- **MATERIAL PROVIDED**
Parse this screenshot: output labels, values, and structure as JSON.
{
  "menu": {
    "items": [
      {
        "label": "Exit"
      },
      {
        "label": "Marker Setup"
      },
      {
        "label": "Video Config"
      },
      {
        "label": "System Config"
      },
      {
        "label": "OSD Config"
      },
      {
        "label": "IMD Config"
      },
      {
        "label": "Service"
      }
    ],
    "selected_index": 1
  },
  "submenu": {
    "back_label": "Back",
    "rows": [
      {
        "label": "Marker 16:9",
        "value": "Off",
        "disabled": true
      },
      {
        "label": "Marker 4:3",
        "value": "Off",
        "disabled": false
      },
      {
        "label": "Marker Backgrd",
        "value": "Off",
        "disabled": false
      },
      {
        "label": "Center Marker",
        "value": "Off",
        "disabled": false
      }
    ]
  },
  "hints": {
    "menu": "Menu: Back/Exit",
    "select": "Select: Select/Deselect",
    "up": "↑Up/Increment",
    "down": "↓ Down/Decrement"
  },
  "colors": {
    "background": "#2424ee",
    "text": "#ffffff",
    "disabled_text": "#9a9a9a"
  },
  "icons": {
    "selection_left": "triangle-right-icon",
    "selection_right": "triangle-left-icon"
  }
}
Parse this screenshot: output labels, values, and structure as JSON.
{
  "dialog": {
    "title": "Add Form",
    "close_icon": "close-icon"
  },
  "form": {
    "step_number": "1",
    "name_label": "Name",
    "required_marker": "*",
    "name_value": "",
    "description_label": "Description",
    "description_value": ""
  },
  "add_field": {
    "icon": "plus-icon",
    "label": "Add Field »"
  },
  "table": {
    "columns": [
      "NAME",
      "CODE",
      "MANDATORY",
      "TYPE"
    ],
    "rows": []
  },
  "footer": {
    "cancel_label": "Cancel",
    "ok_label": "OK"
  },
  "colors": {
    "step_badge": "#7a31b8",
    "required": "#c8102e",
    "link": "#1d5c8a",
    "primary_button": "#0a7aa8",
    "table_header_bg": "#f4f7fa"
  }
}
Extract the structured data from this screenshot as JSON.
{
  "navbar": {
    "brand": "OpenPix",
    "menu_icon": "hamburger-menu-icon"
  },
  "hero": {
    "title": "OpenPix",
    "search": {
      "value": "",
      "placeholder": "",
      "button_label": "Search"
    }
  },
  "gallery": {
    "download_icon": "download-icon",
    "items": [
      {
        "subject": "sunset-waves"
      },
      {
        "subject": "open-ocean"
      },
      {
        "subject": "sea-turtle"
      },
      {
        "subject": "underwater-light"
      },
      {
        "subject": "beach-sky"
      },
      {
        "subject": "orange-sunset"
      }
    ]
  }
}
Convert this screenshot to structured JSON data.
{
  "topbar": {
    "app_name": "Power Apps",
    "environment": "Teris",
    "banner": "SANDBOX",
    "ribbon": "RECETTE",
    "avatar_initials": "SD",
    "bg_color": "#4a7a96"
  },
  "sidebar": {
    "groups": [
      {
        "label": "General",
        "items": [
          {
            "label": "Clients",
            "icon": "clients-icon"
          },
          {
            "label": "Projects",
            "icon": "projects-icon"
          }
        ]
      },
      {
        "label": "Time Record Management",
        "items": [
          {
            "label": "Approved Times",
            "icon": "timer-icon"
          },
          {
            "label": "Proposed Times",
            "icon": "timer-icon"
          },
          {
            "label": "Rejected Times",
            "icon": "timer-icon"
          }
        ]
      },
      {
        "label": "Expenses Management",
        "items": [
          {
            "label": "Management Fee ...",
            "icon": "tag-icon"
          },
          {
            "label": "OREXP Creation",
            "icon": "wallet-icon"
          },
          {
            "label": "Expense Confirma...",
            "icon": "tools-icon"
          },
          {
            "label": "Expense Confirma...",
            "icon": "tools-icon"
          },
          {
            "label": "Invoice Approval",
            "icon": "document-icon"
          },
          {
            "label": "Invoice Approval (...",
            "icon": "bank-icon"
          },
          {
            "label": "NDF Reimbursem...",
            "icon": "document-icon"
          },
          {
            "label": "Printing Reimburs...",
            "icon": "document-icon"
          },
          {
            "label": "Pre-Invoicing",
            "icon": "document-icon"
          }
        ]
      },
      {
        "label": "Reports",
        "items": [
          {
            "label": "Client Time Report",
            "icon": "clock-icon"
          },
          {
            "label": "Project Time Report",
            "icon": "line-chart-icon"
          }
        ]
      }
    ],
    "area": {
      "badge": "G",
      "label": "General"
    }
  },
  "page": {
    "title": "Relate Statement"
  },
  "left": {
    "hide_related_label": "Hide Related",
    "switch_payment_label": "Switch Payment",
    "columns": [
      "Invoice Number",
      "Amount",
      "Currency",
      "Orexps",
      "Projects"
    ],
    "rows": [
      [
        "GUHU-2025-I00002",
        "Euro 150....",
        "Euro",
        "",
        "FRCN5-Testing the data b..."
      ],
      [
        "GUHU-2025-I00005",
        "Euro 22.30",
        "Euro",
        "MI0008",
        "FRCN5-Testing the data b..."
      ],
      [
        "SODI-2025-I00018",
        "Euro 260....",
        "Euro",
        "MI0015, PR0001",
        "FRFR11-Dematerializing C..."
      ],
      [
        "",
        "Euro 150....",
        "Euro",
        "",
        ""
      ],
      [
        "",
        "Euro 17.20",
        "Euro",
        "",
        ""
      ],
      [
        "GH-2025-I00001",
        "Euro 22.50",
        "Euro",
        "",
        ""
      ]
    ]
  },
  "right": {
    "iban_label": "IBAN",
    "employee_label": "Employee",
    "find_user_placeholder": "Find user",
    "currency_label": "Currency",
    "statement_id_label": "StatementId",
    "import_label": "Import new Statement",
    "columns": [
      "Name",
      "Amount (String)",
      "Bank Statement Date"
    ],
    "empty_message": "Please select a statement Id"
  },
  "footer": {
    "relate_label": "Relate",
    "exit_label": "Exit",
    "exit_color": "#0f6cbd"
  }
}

- **TO DO**
Copy each line that holds the word "data".

- **TASK OUTPUT**
Extract the structured data from this screenshot as JSON.
Convert this screenshot to structured JSON data.
        "FRCN5-Testing the data b..."
        "FRCN5-Testing the data b..."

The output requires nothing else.